YOUR GOAL: Make an exact copy of the records, dropping all pictures.

Source records:
________________________

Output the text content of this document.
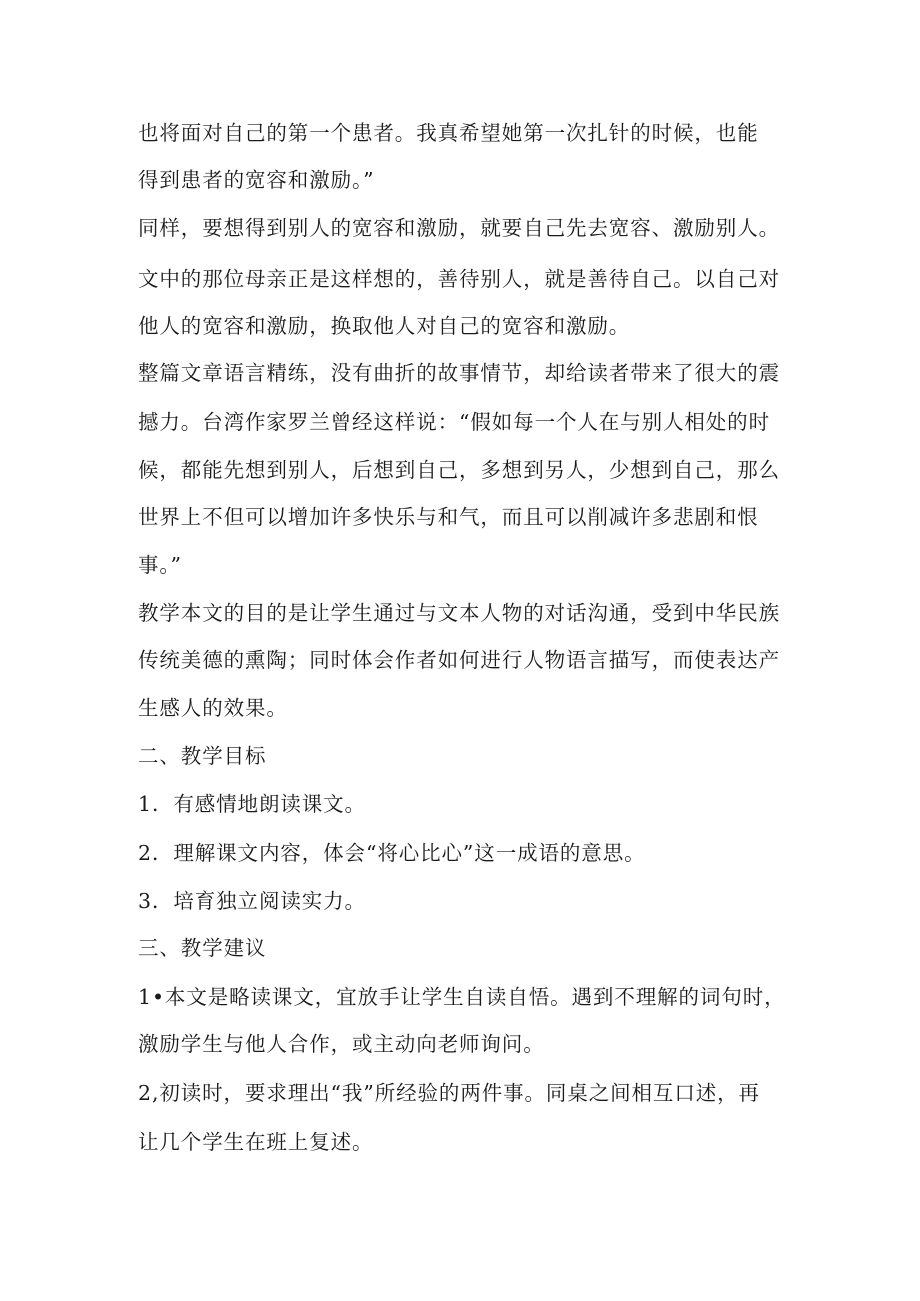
也将面对自己的第一个患者。我真希望她第一次扎针的时候，也能
得到患者的宽容和激励。”
同样，要想得到别人的宽容和激励，就要自己先去宽容、激励别人。
文中的那位母亲正是这样想的，善待别人，就是善待自己。以自己对
他人的宽容和激励，换取他人对自己的宽容和激励。
整篇文章语言精练，没有曲折的故事情节，却给读者带来了很大的震
撼力。台湾作家罗兰曾经这样说：“假如每一个人在与别人相处的时
候，都能先想到别人，后想到自己，多想到另人，少想到自己，那么
世界上不但可以增加许多快乐与和气，而且可以削减许多悲剧和恨
事。”
教学本文的目的是让学生通过与文本人物的对话沟通，受到中华民族
传统美德的熏陶；同时体会作者如何进行人物语言描写，而使表达产
生感人的效果。
二、教学目标
1．有感情地朗读课文。
2．理解课文内容，体会“将心比心”这一成语的意思。
3．培育独立阅读实力。
三、教学建议
1•本文是略读课文，宜放手让学生自读自悟。遇到不理解的词句时，
激励学生与他人合作，或主动向老师询问。
2,初读时，要求理出“我”所经验的两件事。同桌之间相互口述，再
让几个学生在班上复述。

________________________

RESPONSE BELOW:
Output the text content of this document.
也将面对自己的第一个患者。我真希望她第一次扎针的时候，也能
得到患者的宽容和激励。”
同样，要想得到别人的宽容和激励，就要自己先去宽容、激励别人。
文中的那位母亲正是这样想的，善待别人，就是善待自己。以自己对
他人的宽容和激励，换取他人对自己的宽容和激励。
整篇文章语言精练，没有曲折的故事情节，却给读者带来了很大的震
撼力。台湾作家罗兰曾经这样说：“假如每一个人在与别人相处的时
候，都能先想到别人，后想到自己，多想到另人，少想到自己，那么
世界上不但可以增加许多快乐与和气，而且可以削减许多悲剧和恨
事。”
教学本文的目的是让学生通过与文本人物的对话沟通，受到中华民族
传统美德的熏陶；同时体会作者如何进行人物语言描写，而使表达产
生感人的效果。
二、教学目标
1．有感情地朗读课文。
2．理解课文内容，体会“将心比心”这一成语的意思。
3．培育独立阅读实力。
三、教学建议
1•本文是略读课文，宜放手让学生自读自悟。遇到不理解的词句时，
激励学生与他人合作，或主动向老师询问。
2,初读时，要求理出“我”所经验的两件事。同桌之间相互口述，再
让几个学生在班上复述。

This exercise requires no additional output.